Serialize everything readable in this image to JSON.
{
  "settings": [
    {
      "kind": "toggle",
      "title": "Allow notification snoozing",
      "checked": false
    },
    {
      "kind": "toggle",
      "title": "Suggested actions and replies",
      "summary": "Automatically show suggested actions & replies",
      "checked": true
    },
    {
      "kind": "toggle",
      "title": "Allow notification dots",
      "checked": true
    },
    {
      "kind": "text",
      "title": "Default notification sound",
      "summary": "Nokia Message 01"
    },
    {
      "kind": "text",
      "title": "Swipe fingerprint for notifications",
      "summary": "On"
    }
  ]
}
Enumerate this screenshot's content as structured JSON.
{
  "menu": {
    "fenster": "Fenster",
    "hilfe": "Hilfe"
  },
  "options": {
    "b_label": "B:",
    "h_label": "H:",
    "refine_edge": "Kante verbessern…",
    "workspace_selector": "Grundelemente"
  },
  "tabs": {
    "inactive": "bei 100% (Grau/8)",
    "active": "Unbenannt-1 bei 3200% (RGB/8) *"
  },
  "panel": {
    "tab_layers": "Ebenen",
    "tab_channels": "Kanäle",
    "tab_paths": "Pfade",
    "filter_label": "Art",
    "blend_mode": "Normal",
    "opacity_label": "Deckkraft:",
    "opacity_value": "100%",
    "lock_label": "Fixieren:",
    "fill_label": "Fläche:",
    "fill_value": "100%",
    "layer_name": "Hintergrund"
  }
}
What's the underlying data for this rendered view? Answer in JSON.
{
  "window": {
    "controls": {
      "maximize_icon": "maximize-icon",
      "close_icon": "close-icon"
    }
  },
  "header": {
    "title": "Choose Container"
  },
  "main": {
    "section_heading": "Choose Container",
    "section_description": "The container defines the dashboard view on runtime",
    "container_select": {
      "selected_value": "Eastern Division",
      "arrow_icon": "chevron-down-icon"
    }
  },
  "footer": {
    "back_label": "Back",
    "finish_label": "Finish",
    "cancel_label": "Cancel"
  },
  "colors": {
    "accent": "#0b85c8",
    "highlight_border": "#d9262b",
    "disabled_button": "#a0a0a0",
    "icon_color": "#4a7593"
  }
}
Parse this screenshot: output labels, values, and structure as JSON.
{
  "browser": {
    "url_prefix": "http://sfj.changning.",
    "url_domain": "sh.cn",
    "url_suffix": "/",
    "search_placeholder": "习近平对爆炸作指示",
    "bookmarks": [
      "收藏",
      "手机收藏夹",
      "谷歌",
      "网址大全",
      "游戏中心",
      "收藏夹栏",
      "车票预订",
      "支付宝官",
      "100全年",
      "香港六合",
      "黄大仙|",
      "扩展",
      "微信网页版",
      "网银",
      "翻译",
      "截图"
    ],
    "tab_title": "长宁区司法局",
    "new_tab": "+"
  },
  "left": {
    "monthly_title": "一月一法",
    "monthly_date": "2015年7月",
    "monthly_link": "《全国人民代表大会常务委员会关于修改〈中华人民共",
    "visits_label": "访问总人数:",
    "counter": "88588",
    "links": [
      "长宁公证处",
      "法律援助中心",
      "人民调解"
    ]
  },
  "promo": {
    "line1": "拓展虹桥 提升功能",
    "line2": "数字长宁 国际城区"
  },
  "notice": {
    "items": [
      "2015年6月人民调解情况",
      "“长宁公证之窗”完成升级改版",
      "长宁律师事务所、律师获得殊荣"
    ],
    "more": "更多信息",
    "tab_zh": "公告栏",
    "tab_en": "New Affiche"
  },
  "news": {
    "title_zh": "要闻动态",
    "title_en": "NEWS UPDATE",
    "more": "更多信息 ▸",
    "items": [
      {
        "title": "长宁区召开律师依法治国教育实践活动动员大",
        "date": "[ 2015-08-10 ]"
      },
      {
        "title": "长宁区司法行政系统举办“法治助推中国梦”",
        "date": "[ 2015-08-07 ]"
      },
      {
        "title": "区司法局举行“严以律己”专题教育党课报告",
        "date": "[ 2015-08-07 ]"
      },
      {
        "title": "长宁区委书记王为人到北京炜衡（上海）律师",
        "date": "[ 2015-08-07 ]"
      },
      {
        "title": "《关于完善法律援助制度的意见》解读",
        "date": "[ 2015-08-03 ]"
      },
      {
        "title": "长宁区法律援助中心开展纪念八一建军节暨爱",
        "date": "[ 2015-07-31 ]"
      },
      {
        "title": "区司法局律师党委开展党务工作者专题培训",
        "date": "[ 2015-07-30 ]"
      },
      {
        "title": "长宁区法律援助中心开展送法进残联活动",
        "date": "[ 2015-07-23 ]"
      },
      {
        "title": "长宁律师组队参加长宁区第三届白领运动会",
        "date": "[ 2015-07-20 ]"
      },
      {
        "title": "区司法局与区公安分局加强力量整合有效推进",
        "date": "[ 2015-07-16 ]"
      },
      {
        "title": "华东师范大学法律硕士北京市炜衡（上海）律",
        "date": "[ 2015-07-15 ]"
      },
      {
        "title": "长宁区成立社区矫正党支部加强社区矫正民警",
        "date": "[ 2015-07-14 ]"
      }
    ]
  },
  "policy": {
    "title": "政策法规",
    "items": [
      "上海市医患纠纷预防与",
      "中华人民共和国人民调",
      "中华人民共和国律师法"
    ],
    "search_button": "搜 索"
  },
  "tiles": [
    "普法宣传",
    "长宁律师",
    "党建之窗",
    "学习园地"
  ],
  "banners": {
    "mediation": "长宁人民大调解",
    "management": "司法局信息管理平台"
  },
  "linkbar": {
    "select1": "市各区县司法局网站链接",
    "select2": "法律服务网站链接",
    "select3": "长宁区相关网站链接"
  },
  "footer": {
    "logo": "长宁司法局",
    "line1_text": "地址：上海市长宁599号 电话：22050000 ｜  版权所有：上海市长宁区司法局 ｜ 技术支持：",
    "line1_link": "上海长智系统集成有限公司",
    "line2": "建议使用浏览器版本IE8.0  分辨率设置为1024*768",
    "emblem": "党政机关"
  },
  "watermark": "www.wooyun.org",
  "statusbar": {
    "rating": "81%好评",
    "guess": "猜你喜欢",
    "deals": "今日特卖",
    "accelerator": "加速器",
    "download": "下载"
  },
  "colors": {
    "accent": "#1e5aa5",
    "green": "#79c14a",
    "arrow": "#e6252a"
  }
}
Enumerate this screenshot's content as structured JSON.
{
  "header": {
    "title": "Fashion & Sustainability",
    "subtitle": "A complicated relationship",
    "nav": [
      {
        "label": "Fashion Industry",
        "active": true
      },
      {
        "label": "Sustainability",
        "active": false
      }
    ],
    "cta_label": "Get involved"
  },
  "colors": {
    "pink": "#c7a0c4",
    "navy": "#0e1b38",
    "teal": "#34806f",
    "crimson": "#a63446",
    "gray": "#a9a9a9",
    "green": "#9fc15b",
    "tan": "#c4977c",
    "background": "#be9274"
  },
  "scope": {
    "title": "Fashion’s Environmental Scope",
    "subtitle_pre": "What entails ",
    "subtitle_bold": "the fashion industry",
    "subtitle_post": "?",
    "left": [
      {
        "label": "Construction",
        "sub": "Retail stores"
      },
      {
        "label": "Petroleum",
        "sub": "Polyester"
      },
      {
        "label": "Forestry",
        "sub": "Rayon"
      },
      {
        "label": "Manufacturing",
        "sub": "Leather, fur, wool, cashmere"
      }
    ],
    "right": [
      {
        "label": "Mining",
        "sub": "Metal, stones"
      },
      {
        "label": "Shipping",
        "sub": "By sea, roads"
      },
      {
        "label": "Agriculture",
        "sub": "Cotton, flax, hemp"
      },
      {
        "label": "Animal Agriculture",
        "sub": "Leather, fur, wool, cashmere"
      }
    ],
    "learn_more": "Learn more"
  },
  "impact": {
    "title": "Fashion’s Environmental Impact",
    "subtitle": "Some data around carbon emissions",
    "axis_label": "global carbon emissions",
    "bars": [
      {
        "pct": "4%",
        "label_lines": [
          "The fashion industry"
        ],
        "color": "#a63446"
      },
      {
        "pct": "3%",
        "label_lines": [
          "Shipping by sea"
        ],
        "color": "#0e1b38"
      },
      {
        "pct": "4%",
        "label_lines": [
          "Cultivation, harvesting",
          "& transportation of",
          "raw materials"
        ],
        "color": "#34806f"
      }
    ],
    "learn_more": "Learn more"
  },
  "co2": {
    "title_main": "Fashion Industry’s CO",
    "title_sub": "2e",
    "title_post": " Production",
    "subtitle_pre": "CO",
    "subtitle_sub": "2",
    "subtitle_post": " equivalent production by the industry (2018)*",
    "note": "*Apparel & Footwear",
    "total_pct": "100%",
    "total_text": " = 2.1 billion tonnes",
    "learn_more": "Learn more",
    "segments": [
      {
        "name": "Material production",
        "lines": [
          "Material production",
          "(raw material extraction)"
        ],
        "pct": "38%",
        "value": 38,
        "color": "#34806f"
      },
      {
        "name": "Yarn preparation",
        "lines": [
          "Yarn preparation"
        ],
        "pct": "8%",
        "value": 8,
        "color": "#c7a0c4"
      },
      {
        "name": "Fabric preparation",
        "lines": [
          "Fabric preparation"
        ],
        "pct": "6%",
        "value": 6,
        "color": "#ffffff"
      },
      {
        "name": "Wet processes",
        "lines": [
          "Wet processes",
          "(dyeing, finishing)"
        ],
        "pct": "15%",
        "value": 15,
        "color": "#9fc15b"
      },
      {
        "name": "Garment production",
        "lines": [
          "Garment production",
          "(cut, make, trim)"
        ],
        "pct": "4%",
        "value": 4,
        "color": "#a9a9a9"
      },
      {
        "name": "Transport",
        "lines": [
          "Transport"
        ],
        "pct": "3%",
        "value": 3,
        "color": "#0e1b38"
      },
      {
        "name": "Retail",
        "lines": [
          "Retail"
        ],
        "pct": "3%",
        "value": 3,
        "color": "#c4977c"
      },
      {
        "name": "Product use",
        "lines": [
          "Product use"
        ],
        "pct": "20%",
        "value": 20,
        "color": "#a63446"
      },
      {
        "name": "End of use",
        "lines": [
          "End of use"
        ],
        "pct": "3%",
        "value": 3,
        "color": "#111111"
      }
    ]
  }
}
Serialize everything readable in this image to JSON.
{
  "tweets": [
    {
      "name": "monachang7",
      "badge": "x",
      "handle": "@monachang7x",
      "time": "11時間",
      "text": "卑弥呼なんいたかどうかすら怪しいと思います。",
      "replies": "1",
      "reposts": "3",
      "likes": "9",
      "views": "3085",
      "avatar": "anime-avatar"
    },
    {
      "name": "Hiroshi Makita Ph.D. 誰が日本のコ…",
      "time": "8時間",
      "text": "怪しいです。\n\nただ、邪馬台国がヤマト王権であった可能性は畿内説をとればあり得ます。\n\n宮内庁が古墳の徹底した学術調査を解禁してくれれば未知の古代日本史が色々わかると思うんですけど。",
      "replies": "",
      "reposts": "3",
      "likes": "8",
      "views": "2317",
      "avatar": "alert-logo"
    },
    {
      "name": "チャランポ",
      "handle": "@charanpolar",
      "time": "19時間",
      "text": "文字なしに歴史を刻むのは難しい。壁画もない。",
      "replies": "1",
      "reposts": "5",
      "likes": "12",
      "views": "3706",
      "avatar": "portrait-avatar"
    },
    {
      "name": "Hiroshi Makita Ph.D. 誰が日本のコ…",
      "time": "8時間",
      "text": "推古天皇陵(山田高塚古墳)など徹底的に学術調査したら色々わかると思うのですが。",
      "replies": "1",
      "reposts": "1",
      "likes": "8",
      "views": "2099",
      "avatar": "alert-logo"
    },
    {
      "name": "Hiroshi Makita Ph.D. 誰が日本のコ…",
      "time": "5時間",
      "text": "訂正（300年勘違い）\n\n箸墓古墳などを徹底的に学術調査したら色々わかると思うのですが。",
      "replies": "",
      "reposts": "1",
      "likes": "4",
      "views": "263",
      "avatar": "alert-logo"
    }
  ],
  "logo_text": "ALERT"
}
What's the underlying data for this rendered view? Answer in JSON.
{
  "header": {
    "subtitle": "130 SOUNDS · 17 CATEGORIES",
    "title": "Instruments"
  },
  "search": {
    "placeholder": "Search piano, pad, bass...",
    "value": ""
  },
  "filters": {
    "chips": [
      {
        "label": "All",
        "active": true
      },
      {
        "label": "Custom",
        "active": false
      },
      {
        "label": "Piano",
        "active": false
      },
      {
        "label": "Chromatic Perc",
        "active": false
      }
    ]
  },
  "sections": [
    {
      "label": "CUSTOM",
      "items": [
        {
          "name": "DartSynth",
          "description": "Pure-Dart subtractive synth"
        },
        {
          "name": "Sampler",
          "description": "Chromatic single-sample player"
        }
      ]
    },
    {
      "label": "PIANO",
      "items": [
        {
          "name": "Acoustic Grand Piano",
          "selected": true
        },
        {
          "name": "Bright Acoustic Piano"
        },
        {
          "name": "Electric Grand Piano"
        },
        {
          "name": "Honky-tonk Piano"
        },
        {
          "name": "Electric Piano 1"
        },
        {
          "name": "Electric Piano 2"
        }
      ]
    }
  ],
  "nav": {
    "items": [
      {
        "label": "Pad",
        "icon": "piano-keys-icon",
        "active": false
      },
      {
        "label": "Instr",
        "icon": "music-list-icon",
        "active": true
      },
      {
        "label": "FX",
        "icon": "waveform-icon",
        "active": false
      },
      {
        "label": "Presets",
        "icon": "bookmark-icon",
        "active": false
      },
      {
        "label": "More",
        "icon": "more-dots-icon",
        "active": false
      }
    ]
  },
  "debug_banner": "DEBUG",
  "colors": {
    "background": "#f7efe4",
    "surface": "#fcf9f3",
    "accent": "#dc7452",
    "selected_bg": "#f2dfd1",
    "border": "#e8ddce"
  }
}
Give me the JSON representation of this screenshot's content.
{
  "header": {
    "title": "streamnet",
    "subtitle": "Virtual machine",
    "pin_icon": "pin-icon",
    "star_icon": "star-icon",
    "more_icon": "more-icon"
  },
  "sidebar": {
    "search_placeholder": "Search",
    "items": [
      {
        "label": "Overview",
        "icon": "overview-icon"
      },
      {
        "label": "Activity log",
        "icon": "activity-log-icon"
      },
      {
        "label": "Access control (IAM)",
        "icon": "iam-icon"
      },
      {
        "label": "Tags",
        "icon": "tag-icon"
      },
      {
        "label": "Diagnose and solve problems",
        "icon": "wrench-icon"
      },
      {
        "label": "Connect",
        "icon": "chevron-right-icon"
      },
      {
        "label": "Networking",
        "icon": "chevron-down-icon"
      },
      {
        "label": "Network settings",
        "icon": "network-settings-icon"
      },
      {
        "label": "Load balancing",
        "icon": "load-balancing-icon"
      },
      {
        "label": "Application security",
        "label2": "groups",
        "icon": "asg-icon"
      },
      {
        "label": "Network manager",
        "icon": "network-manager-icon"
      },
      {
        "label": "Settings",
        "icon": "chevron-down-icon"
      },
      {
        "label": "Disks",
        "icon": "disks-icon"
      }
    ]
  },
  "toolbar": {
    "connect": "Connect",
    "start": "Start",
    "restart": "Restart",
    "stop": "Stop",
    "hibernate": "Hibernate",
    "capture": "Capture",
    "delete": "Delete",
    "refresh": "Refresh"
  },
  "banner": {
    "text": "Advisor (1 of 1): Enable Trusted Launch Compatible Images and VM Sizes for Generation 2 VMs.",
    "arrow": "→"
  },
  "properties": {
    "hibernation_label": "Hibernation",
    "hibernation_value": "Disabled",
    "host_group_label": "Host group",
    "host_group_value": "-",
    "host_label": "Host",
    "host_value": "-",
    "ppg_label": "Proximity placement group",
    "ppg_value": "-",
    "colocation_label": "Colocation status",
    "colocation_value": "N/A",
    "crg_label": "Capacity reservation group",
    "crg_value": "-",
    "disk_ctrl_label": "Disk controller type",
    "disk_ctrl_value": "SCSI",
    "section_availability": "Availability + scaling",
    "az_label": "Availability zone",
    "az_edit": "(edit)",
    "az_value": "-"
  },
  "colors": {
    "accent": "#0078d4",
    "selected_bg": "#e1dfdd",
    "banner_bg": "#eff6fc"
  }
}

+ + + + + + +

» GIVEN EXERCISE:
Within the material above, find the lines that contain the word "background"; copy them.

» EXERCISE OUTPUT:
    "background": "#be9274"
    "background": "#f7efe4",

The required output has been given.